_TASK DIRECTIONS:_ Copy each line of the records that contains the word "JSON".

_EXTRACTED ENTRIES:_
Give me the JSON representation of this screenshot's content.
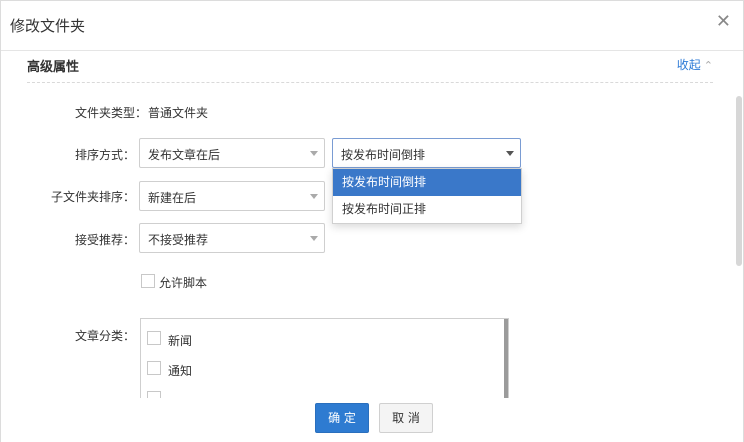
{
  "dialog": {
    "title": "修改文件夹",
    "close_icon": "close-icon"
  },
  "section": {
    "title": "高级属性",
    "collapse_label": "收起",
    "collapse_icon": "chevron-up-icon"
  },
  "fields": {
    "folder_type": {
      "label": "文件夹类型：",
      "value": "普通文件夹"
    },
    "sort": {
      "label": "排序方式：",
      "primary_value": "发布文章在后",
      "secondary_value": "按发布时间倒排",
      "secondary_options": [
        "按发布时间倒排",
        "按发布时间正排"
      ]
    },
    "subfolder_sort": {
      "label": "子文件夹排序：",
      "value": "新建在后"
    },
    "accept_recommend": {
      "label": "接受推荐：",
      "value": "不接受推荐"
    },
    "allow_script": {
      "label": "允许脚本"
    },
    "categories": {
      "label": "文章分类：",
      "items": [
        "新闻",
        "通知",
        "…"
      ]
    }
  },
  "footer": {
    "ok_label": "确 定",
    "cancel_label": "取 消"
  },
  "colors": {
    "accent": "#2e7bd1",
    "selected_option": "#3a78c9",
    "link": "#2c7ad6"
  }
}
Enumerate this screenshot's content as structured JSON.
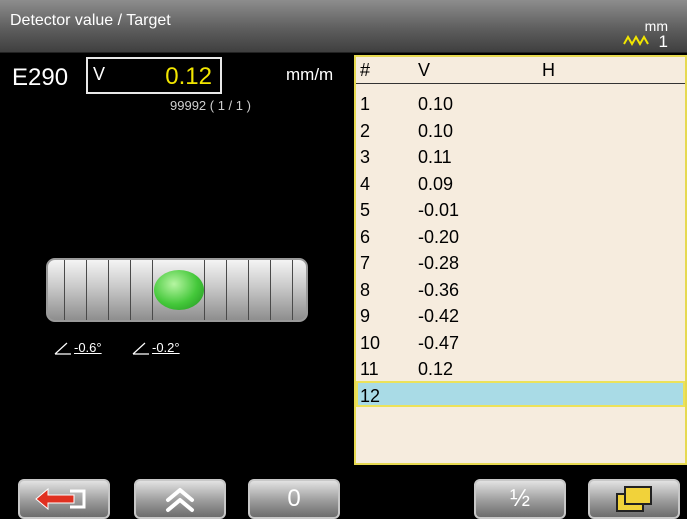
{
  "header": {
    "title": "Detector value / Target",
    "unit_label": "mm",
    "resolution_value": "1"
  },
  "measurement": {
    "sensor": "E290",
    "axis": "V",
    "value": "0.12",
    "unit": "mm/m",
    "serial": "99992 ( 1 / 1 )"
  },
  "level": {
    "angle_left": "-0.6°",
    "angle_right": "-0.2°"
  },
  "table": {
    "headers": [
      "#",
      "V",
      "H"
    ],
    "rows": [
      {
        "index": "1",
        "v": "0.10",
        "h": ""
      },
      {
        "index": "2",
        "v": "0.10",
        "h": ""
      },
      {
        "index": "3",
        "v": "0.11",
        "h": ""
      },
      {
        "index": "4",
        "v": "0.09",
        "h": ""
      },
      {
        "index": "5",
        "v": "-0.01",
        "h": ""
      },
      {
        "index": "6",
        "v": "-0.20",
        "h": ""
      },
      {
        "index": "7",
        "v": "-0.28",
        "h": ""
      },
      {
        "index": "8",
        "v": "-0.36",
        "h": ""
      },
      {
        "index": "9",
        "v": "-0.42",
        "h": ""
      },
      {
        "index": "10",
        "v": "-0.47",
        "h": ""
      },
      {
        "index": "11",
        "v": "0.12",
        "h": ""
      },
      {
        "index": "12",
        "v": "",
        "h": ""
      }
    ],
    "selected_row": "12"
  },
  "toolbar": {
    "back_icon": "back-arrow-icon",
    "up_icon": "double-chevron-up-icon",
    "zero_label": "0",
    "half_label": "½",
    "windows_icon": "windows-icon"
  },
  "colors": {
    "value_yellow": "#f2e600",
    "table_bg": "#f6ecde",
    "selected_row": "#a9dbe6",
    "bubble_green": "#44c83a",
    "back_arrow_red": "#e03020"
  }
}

_RESULT OF THE TASK:_
Give me the JSON representation of this screenshot's content.
Enumerate this screenshot's content as structured JSON.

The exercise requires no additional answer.